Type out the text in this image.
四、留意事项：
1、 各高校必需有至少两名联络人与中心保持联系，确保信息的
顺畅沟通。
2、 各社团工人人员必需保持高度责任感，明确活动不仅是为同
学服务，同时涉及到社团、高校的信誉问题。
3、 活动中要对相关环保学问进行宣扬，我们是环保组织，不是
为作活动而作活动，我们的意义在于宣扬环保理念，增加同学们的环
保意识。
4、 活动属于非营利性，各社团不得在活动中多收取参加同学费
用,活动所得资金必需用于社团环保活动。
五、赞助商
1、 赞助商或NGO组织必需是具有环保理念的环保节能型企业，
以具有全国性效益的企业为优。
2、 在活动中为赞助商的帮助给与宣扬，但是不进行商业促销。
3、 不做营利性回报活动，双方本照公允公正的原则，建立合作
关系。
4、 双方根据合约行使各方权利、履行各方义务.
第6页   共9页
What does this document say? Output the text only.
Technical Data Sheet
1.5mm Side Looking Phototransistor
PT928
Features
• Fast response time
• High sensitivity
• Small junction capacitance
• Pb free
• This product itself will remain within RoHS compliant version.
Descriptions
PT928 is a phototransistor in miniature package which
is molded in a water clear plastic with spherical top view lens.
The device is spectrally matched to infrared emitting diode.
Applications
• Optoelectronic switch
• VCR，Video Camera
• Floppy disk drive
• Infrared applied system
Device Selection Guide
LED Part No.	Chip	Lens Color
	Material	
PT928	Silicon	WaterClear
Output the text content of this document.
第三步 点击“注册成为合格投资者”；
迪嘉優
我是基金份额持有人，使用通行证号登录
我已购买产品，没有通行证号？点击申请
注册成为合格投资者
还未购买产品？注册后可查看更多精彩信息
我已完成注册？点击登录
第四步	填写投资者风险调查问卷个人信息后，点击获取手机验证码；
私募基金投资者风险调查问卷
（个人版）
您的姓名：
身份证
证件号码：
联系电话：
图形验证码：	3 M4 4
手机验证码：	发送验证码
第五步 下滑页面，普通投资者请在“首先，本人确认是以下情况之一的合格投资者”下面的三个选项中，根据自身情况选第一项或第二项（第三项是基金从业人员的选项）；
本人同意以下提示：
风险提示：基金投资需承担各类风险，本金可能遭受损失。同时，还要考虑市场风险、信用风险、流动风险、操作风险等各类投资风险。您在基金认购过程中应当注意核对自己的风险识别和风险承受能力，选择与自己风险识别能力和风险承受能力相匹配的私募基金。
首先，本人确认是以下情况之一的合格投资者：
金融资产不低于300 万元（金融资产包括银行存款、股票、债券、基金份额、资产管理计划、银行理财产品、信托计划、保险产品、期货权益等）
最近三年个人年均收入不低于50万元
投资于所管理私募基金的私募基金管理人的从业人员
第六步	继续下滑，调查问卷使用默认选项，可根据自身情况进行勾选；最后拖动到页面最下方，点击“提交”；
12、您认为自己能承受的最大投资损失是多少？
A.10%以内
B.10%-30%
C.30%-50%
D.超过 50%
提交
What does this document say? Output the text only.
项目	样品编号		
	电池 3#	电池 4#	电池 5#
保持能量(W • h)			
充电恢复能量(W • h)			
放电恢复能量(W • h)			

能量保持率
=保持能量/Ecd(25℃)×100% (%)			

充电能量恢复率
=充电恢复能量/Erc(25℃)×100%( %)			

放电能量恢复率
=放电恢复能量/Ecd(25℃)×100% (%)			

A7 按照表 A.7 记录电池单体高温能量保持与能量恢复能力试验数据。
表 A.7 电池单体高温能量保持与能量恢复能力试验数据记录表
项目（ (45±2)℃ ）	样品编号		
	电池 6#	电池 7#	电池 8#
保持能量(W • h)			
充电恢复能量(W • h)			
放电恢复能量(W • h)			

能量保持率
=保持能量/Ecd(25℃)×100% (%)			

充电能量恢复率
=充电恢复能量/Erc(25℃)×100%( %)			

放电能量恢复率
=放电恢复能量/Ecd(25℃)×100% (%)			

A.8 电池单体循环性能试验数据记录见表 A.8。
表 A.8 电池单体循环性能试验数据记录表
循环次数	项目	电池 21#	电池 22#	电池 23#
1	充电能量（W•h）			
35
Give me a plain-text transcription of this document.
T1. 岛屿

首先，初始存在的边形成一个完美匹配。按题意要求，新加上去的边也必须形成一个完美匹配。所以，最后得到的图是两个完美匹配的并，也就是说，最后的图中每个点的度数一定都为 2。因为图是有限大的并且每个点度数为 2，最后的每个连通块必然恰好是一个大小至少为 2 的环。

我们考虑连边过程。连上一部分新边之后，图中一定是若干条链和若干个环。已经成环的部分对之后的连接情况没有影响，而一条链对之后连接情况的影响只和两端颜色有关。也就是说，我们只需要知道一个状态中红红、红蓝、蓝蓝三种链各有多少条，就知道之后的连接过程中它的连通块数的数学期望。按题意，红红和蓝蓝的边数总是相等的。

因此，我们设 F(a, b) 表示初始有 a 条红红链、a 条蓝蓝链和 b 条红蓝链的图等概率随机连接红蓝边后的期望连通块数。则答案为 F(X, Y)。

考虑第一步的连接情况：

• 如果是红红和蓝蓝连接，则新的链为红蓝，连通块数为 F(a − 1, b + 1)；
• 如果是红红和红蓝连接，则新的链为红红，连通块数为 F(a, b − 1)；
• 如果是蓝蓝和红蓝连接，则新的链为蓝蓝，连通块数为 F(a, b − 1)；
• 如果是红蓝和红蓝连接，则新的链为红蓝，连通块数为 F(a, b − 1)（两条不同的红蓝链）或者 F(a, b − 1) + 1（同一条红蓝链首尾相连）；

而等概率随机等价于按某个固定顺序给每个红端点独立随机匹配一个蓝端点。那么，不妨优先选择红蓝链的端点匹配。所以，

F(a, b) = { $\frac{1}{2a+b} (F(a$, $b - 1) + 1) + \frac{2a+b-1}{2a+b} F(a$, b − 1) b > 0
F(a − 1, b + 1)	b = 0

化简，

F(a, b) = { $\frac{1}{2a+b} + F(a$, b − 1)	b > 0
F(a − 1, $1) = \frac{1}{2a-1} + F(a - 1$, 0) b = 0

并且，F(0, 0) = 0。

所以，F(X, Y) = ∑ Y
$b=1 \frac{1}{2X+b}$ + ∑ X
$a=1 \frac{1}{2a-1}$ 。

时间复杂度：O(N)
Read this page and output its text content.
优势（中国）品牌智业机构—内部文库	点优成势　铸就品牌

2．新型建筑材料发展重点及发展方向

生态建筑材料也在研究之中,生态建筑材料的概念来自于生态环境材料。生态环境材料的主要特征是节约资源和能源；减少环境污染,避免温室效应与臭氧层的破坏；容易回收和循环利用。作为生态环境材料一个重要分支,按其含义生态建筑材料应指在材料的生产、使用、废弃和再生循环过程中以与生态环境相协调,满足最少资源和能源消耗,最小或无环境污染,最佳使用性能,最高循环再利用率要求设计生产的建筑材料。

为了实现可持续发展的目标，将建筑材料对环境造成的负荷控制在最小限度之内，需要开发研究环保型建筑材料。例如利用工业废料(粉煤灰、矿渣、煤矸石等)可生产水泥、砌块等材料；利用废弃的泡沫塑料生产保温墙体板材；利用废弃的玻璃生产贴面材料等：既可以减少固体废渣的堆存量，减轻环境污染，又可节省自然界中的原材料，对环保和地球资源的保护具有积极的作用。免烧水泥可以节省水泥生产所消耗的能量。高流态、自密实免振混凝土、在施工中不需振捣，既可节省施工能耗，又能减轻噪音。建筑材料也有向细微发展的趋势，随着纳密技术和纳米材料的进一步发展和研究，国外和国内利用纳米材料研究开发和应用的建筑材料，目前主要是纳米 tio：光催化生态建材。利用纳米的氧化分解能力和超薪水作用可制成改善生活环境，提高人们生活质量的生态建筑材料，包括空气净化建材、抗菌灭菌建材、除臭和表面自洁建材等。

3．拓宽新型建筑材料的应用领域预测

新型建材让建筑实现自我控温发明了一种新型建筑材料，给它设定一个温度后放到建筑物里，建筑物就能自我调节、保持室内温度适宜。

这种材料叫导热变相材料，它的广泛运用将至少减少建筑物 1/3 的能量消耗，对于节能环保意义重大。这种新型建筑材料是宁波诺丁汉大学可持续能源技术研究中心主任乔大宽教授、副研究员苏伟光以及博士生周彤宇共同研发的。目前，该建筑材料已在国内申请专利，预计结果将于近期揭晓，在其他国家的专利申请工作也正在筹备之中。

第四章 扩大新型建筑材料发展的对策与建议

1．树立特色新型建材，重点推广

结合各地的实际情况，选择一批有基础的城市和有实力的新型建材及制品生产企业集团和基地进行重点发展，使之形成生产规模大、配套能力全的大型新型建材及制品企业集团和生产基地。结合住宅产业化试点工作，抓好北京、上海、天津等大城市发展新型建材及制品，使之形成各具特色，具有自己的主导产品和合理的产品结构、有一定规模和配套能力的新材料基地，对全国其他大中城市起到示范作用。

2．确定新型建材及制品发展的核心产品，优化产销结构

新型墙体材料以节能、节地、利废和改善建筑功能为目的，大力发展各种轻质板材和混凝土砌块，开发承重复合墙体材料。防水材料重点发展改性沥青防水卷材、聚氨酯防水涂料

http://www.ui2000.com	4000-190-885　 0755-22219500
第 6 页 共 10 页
******
EXERCISE PROMPT: Show the lines where the word "content" appears in the entries.

CORRECT RESPONSE:
Output the text content of this document.
Read this page and output its text content.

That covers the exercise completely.